▸ **Set task**
Wherever a line in the data below holds "name", copy that line.

(Extracts from a graphics dataset)
**********

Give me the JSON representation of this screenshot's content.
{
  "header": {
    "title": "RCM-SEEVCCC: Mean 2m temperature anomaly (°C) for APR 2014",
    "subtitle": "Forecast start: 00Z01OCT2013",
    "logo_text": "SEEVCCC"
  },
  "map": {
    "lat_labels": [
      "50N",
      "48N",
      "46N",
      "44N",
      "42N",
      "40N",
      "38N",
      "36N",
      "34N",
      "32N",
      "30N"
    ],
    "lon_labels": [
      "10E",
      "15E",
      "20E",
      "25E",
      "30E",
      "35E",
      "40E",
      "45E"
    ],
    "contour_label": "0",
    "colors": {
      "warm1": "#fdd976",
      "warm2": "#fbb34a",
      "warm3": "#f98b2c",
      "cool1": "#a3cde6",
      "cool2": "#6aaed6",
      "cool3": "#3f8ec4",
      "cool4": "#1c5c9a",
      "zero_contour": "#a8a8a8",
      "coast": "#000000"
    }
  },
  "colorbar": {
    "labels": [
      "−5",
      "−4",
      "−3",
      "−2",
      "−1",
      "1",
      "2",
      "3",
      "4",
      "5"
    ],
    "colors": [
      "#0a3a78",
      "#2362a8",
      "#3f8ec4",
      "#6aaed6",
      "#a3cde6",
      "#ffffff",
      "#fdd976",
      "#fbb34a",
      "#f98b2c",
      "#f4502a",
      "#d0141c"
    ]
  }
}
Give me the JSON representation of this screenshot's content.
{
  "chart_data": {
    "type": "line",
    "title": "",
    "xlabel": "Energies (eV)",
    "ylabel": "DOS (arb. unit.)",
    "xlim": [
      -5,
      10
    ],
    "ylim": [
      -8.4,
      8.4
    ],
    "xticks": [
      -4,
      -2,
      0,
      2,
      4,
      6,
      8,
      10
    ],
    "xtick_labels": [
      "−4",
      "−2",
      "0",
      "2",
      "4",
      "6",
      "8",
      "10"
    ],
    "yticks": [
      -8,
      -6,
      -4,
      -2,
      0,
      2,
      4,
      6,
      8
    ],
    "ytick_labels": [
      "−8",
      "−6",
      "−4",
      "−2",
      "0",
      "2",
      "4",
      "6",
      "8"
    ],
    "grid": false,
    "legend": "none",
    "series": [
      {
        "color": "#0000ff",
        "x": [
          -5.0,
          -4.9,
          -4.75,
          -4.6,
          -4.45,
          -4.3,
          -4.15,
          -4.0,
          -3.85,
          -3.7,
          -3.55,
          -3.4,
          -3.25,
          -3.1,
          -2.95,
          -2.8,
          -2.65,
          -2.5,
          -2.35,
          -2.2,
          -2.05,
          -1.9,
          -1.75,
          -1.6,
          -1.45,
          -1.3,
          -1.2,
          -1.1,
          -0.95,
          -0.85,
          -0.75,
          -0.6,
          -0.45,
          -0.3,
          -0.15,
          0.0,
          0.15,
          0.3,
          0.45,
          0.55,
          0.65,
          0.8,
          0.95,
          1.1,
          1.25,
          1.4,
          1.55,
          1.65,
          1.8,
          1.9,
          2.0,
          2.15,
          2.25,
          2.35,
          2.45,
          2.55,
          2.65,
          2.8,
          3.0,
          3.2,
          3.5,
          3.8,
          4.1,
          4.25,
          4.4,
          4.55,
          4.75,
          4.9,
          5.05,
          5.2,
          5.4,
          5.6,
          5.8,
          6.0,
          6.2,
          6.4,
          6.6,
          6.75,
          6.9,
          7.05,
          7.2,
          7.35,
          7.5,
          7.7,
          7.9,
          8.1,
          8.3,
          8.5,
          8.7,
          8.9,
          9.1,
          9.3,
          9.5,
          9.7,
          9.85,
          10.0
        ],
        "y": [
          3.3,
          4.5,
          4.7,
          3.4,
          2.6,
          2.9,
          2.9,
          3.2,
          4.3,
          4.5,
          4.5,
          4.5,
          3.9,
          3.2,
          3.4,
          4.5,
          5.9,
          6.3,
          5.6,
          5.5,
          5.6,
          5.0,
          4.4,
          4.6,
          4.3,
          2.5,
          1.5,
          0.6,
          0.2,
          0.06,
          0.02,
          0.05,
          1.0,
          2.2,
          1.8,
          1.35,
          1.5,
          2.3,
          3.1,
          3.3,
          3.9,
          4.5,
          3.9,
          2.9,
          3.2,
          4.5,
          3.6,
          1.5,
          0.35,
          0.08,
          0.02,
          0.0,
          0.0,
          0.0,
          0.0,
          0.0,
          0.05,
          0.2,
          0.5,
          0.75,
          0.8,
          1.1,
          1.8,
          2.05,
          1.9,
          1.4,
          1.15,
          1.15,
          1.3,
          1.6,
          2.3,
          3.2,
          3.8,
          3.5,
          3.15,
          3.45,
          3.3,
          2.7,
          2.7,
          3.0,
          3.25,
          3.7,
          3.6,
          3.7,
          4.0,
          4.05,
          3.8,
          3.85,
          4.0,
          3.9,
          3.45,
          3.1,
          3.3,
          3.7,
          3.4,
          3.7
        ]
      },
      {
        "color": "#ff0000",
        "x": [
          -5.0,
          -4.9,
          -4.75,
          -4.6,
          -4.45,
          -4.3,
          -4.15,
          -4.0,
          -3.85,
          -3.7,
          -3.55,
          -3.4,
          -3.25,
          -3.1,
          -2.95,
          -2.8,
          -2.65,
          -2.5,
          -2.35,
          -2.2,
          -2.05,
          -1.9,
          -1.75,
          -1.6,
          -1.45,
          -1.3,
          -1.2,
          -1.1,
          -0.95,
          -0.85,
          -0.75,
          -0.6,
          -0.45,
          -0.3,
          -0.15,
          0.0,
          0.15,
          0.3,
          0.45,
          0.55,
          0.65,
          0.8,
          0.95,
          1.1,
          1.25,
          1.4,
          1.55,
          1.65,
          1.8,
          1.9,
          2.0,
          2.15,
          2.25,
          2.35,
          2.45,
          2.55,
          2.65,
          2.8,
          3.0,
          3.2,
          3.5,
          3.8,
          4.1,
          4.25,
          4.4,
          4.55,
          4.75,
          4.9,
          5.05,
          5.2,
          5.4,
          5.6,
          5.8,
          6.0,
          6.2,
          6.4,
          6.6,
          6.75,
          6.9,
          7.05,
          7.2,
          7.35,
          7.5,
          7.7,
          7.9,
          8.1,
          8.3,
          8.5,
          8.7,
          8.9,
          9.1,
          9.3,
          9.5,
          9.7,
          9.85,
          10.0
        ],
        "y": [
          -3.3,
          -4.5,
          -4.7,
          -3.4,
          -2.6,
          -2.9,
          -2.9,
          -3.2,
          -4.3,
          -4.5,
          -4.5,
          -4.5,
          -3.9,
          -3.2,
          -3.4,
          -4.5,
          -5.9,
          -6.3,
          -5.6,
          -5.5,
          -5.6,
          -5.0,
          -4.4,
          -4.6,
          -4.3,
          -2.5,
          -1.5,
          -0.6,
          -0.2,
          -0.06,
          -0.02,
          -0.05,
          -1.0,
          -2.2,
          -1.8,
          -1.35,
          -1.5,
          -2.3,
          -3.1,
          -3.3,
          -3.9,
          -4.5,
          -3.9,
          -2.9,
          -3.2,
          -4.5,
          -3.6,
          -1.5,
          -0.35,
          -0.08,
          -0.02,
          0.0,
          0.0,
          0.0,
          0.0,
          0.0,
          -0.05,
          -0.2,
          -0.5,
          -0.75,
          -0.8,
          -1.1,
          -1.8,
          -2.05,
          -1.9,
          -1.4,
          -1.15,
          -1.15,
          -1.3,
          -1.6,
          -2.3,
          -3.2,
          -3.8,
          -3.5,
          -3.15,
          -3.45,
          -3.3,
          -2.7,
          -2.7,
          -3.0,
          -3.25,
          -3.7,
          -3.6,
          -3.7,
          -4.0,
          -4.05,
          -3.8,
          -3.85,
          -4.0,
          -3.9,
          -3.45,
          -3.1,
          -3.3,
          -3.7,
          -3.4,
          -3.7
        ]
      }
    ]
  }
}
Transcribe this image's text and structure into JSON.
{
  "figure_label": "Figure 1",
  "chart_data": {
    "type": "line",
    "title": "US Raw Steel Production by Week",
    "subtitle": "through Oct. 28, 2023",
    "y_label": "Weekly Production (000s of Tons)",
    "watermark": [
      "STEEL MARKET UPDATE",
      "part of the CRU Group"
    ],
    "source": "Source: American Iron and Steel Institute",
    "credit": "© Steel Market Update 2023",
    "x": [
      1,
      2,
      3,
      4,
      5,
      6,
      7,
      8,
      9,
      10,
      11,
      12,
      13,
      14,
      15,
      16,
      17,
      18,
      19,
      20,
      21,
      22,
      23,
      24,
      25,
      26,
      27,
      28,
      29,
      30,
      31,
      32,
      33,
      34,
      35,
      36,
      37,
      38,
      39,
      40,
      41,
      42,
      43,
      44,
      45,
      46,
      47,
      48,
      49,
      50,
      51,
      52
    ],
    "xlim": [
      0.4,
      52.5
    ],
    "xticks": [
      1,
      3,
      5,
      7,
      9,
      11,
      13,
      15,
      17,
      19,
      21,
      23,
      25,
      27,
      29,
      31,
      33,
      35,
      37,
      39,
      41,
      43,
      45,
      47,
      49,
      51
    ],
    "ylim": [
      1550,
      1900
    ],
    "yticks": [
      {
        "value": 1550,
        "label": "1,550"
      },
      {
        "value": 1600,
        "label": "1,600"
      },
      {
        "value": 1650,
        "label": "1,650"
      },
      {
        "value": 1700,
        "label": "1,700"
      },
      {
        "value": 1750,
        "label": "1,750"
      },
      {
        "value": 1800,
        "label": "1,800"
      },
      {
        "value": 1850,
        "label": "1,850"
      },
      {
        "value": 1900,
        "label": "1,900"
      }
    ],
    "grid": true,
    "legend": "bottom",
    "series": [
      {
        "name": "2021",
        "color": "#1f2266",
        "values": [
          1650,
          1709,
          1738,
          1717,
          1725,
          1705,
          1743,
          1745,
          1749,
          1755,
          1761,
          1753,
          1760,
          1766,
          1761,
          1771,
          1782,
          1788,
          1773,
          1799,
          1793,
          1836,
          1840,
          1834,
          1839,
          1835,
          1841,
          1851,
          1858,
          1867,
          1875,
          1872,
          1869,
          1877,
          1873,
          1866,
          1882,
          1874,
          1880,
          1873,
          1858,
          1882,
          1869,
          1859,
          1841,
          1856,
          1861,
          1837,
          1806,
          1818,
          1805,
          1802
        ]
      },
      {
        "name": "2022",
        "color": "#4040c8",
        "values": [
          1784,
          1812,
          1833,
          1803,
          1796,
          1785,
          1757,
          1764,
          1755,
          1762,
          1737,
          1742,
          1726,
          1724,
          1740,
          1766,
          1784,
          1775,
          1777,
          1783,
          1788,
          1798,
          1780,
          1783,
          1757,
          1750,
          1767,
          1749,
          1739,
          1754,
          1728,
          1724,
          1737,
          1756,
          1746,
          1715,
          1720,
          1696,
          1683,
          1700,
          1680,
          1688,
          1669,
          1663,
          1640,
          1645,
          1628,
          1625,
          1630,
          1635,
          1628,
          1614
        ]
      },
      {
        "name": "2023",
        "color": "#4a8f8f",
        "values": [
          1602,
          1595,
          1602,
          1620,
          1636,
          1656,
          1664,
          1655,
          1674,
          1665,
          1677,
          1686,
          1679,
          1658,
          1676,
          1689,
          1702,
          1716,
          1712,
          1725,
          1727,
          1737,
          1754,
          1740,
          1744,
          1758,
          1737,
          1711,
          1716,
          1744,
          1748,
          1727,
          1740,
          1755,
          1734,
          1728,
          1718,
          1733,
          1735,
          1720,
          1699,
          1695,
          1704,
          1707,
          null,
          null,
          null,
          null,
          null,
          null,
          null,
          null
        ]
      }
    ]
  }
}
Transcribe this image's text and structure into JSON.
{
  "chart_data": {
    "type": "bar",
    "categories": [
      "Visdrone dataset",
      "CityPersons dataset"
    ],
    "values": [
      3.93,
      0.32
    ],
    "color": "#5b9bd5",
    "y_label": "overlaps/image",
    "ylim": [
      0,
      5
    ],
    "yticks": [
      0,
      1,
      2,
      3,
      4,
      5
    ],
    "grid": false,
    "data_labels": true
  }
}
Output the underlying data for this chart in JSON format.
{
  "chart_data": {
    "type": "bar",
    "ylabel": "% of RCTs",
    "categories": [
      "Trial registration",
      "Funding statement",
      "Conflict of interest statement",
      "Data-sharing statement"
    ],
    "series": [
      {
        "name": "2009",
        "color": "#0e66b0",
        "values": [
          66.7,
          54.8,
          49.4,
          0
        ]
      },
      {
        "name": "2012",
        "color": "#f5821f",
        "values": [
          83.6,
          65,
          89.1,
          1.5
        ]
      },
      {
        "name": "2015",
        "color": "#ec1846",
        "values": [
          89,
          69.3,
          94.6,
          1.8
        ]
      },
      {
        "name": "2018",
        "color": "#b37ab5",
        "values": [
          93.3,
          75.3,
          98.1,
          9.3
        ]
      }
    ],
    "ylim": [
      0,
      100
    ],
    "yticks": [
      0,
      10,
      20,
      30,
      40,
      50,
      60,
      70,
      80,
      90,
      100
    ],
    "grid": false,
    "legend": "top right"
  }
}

**********

▸ **Worked solution**
        "name": "2021",
        "name": "2022",
        "name": "2023",
        "name": "2009",
        "name": "2012",
        "name": "2015",
        "name": "2018",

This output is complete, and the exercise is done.